DESCRIPTION OF THE TASK: Reproduce the items below, swapping every "source-marker" for "point-source" and leaving all else unchanged. Leave the pictures out of the answer.

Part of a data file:
..............................
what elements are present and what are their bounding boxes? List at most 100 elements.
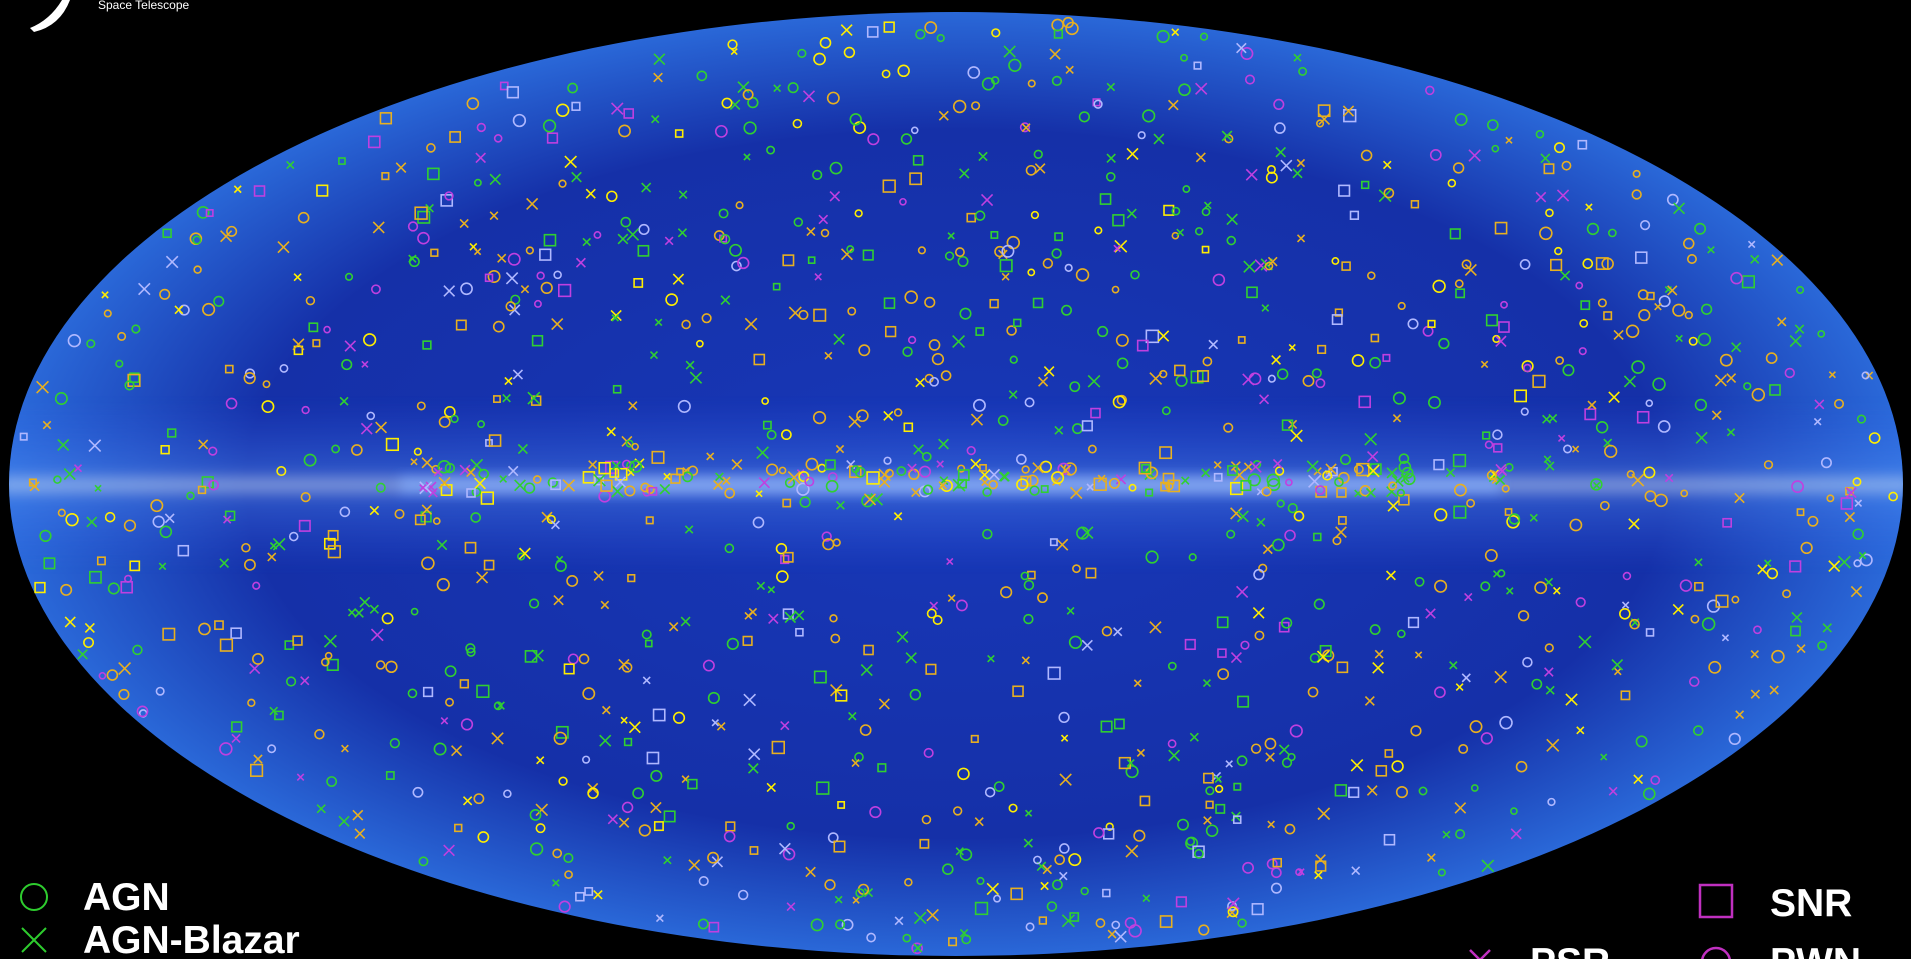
source-marker [1167,661,1177,671]
source-marker [778,466,787,475]
source-marker [476,571,489,584]
source-marker [1492,429,1503,440]
source-marker [929,376,940,387]
source-marker [820,228,830,238]
source-marker [1315,378,1326,389]
source-marker [1597,298,1607,308]
source-marker [1273,98,1285,110]
source-marker [986,882,1000,896]
source-marker [1686,254,1697,264]
source-marker [1042,864,1053,875]
source-marker [1116,394,1128,406]
source-marker [707,851,720,864]
source-marker [201,476,214,489]
source-marker [1093,477,1107,491]
source-marker [1316,650,1330,664]
source-marker [1510,828,1522,840]
source-marker [381,612,394,625]
source-marker [743,693,757,707]
source-marker [433,742,447,756]
source-marker [1854,499,1863,508]
source-marker [1205,800,1214,809]
source-marker [742,89,754,101]
source-marker [900,133,913,145]
source-marker [1102,888,1111,898]
source-marker [866,471,880,485]
source-marker [1800,541,1813,555]
source-marker [1545,461,1555,471]
source-marker [94,484,102,492]
source-marker [354,608,364,618]
source-marker [1629,618,1640,630]
source-marker [593,570,604,581]
source-marker [925,663,937,675]
source-marker [473,178,482,187]
source-marker [922,484,934,495]
source-marker [625,439,634,448]
source-marker [698,875,709,887]
source-marker [504,376,513,386]
source-marker [440,194,454,207]
source-marker [1438,337,1450,350]
source-marker [1309,652,1320,664]
source-marker [1367,450,1379,463]
source-marker [1387,500,1400,512]
source-marker [375,660,386,670]
source-marker [894,916,904,926]
source-marker [535,803,549,817]
source-marker [83,637,95,649]
source-marker [588,460,598,470]
source-marker [1414,576,1425,587]
source-marker [1646,291,1655,301]
source-marker [124,380,135,391]
source-marker [162,627,176,641]
source-marker [1221,130,1233,142]
logo-text: Space Telescope [98,0,190,12]
source-marker [633,277,644,288]
source-marker [1280,617,1293,629]
source-marker [1047,666,1061,680]
source-marker [214,620,224,631]
source-marker [833,840,846,853]
source-marker [1240,640,1250,650]
legend-icon-psr [1469,949,1491,959]
source-marker [797,48,807,59]
source-marker [651,450,665,464]
source-marker [1500,300,1508,309]
source-marker [812,169,823,180]
source-marker [1202,356,1213,367]
source-marker [1315,854,1326,865]
source-marker [1366,464,1380,478]
source-marker [412,786,424,798]
source-marker [338,815,350,827]
source-marker [1030,210,1040,220]
source-marker [1452,162,1465,174]
source-marker [1233,782,1242,791]
source-marker [1289,724,1303,738]
source-marker [1087,444,1097,454]
source-marker [855,888,865,898]
source-marker [1453,505,1467,519]
source-marker [776,570,789,583]
source-marker [327,545,341,559]
source-marker [470,512,482,523]
source-marker [1227,906,1239,918]
source-marker [1495,474,1506,486]
source-marker [1033,855,1042,865]
source-marker [729,243,743,257]
source-marker [1701,617,1716,631]
source-marker [252,653,264,665]
source-marker [503,789,512,799]
source-marker [1053,29,1064,39]
source-marker [1001,272,1010,281]
source-marker [1491,144,1500,153]
source-marker [664,236,674,246]
source-marker [1418,786,1428,796]
source-marker [1137,131,1146,140]
source-marker [1015,453,1027,465]
source-marker [422,340,432,350]
source-marker [1051,248,1062,259]
source-marker [1182,185,1191,193]
source-marker [824,351,833,360]
source-marker [525,246,534,255]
..............................
RESULT FOR THIS EXERCISE:
what elements are present and what are their bounding boxes? List at most 100 elements.
point-source [1167,661,1177,671]
point-source [778,466,787,475]
point-source [476,571,489,584]
point-source [1492,429,1503,440]
point-source [929,376,940,387]
point-source [820,228,830,238]
point-source [1315,378,1326,389]
point-source [1597,298,1607,308]
point-source [1273,98,1285,110]
point-source [986,882,1000,896]
point-source [1686,254,1697,264]
point-source [1042,864,1053,875]
point-source [1116,394,1128,406]
point-source [707,851,720,864]
point-source [201,476,214,489]
point-source [1093,477,1107,491]
point-source [1316,650,1330,664]
point-source [1510,828,1522,840]
point-source [381,612,394,625]
point-source [743,693,757,707]
point-source [433,742,447,756]
point-source [1854,499,1863,508]
point-source [1205,800,1214,809]
point-source [742,89,754,101]
point-source [900,133,913,145]
point-source [1102,888,1111,898]
point-source [866,471,880,485]
point-source [1800,541,1813,555]
point-source [1545,461,1555,471]
point-source [94,484,102,492]
point-source [354,608,364,618]
point-source [1629,618,1640,630]
point-source [593,570,604,581]
point-source [925,663,937,675]
point-source [473,178,482,187]
point-source [922,484,934,495]
point-source [625,439,634,448]
point-source [698,875,709,887]
point-source [504,376,513,386]
point-source [440,194,454,207]
point-source [1438,337,1450,350]
point-source [1309,652,1320,664]
point-source [1367,450,1379,463]
point-source [1387,500,1400,512]
point-source [375,660,386,670]
point-source [894,916,904,926]
point-source [535,803,549,817]
point-source [83,637,95,649]
point-source [588,460,598,470]
point-source [1414,576,1425,587]
point-source [1646,291,1655,301]
point-source [124,380,135,391]
point-source [162,627,176,641]
point-source [1221,130,1233,142]
logo-text: Space Telescope [98,0,190,12]
point-source [633,277,644,288]
point-source [1280,617,1293,629]
point-source [1047,666,1061,680]
point-source [214,620,224,631]
point-source [833,840,846,853]
point-source [1240,640,1250,650]
legend-icon-psr [1469,949,1491,959]
point-source [797,48,807,59]
point-source [651,450,665,464]
point-source [1500,300,1508,309]
point-source [812,169,823,180]
point-source [1202,356,1213,367]
point-source [1315,854,1326,865]
point-source [1366,464,1380,478]
point-source [412,786,424,798]
point-source [338,815,350,827]
point-source [1030,210,1040,220]
point-source [1452,162,1465,174]
point-source [1233,782,1242,791]
point-source [1289,724,1303,738]
point-source [1087,444,1097,454]
point-source [855,888,865,898]
point-source [1453,505,1467,519]
point-source [776,570,789,583]
point-source [327,545,341,559]
point-source [470,512,482,523]
point-source [1227,906,1239,918]
point-source [1495,474,1506,486]
point-source [1033,855,1042,865]
point-source [729,243,743,257]
point-source [1701,617,1716,631]
point-source [252,653,264,665]
point-source [503,789,512,799]
point-source [1053,29,1064,39]
point-source [1001,272,1010,281]
point-source [1491,144,1500,153]
point-source [664,236,674,246]
point-source [1418,786,1428,796]
point-source [1137,131,1146,140]
point-source [1015,453,1027,465]
point-source [422,340,432,350]
point-source [1051,248,1062,259]
point-source [1182,185,1191,193]
point-source [824,351,833,360]
point-source [525,246,534,255]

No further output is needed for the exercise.